Records from a collection:

-- start --

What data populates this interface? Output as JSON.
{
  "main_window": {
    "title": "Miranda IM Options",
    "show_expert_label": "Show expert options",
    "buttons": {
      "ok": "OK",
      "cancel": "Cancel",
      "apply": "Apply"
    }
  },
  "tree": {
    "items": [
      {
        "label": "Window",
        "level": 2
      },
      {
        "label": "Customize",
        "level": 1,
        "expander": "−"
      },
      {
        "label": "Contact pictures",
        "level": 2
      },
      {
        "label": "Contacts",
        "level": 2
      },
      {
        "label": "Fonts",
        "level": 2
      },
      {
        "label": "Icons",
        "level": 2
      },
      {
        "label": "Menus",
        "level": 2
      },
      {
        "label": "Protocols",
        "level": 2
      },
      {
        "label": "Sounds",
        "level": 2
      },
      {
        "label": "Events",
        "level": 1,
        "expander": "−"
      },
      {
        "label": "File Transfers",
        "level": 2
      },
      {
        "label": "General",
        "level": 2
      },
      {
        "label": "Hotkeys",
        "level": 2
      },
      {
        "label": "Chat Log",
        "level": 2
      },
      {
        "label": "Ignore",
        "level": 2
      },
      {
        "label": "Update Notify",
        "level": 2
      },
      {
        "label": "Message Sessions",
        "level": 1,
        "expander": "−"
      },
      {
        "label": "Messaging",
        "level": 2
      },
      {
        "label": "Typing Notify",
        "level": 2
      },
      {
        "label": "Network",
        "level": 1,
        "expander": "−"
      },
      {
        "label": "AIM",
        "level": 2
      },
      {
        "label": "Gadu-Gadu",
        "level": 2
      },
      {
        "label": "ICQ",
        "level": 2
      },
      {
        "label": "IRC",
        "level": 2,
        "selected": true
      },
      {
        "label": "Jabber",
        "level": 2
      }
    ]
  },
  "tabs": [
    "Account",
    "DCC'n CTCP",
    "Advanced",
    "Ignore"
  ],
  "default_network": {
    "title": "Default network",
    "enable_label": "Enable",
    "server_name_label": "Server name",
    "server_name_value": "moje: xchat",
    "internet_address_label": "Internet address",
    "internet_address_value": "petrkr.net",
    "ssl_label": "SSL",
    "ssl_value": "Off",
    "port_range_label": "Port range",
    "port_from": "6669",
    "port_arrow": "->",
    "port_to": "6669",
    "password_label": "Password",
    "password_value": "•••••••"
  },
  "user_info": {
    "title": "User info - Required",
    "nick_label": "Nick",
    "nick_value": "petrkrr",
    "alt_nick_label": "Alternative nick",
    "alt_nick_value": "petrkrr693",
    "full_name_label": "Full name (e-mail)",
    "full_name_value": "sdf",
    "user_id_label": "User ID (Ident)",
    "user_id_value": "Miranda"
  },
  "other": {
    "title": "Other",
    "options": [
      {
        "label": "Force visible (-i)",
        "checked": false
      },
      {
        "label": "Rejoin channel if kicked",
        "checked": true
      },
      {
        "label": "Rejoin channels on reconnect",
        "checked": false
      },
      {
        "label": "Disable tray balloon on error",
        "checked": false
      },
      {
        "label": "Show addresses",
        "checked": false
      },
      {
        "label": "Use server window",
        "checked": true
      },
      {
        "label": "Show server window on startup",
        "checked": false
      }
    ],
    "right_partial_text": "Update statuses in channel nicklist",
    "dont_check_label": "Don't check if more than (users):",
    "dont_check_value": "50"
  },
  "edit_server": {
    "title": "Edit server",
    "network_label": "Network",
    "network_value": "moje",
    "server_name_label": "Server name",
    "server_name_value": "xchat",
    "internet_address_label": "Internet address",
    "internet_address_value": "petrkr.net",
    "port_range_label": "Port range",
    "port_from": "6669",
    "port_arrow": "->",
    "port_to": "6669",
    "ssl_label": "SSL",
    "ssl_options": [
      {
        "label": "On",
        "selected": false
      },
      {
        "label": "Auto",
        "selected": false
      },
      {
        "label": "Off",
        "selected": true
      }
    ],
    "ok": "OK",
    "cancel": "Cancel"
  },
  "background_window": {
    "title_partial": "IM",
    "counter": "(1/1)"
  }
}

-- end --

> **What to work on**:
Take the data above and return it exactly.

> **The output**:
What data populates this interface? Output as JSON.
{
  "main_window": {
    "title": "Miranda IM Options",
    "show_expert_label": "Show expert options",
    "buttons": {
      "ok": "OK",
      "cancel": "Cancel",
      "apply": "Apply"
    }
  },
  "tree": {
    "items": [
      {
        "label": "Window",
        "level": 2
      },
      {
        "label": "Customize",
        "level": 1,
        "expander": "−"
      },
      {
        "label": "Contact pictures",
        "level": 2
      },
      {
        "label": "Contacts",
        "level": 2
      },
      {
        "label": "Fonts",
        "level": 2
      },
      {
        "label": "Icons",
        "level": 2
      },
      {
        "label": "Menus",
        "level": 2
      },
      {
        "label": "Protocols",
        "level": 2
      },
      {
        "label": "Sounds",
        "level": 2
      },
      {
        "label": "Events",
        "level": 1,
        "expander": "−"
      },
      {
        "label": "File Transfers",
        "level": 2
      },
      {
        "label": "General",
        "level": 2
      },
      {
        "label": "Hotkeys",
        "level": 2
      },
      {
        "label": "Chat Log",
        "level": 2
      },
      {
        "label": "Ignore",
        "level": 2
      },
      {
        "label": "Update Notify",
        "level": 2
      },
      {
        "label": "Message Sessions",
        "level": 1,
        "expander": "−"
      },
      {
        "label": "Messaging",
        "level": 2
      },
      {
        "label": "Typing Notify",
        "level": 2
      },
      {
        "label": "Network",
        "level": 1,
        "expander": "−"
      },
      {
        "label": "AIM",
        "level": 2
      },
      {
        "label": "Gadu-Gadu",
        "level": 2
      },
      {
        "label": "ICQ",
        "level": 2
      },
      {
        "label": "IRC",
        "level": 2,
        "selected": true
      },
      {
        "label": "Jabber",
        "level": 2
      }
    ]
  },
  "tabs": [
    "Account",
    "DCC'n CTCP",
    "Advanced",
    "Ignore"
  ],
  "default_network": {
    "title": "Default network",
    "enable_label": "Enable",
    "server_name_label": "Server name",
    "server_name_value": "moje: xchat",
    "internet_address_label": "Internet address",
    "internet_address_value": "petrkr.net",
    "ssl_label": "SSL",
    "ssl_value": "Off",
    "port_range_label": "Port range",
    "port_from": "6669",
    "port_arrow": "->",
    "port_to": "6669",
    "password_label": "Password",
    "password_value": "•••••••"
  },
  "user_info": {
    "title": "User info - Required",
    "nick_label": "Nick",
    "nick_value": "petrkrr",
    "alt_nick_label": "Alternative nick",
    "alt_nick_value": "petrkrr693",
    "full_name_label": "Full name (e-mail)",
    "full_name_value": "sdf",
    "user_id_label": "User ID (Ident)",
    "user_id_value": "Miranda"
  },
  "other": {
    "title": "Other",
    "options": [
      {
        "label": "Force visible (-i)",
        "checked": false
      },
      {
        "label": "Rejoin channel if kicked",
        "checked": true
      },
      {
        "label": "Rejoin channels on reconnect",
        "checked": false
      },
      {
        "label": "Disable tray balloon on error",
        "checked": false
      },
      {
        "label": "Show addresses",
        "checked": false
      },
      {
        "label": "Use server window",
        "checked": true
      },
      {
        "label": "Show server window on startup",
        "checked": false
      }
    ],
    "right_partial_text": "Update statuses in channel nicklist",
    "dont_check_label": "Don't check if more than (users):",
    "dont_check_value": "50"
  },
  "edit_server": {
    "title": "Edit server",
    "network_label": "Network",
    "network_value": "moje",
    "server_name_label": "Server name",
    "server_name_value": "xchat",
    "internet_address_label": "Internet address",
    "internet_address_value": "petrkr.net",
    "port_range_label": "Port range",
    "port_from": "6669",
    "port_arrow": "->",
    "port_to": "6669",
    "ssl_label": "SSL",
    "ssl_options": [
      {
        "label": "On",
        "selected": false
      },
      {
        "label": "Auto",
        "selected": false
      },
      {
        "label": "Off",
        "selected": true
      }
    ],
    "ok": "OK",
    "cancel": "Cancel"
  },
  "background_window": {
    "title_partial": "IM",
    "counter": "(1/1)"
  }
}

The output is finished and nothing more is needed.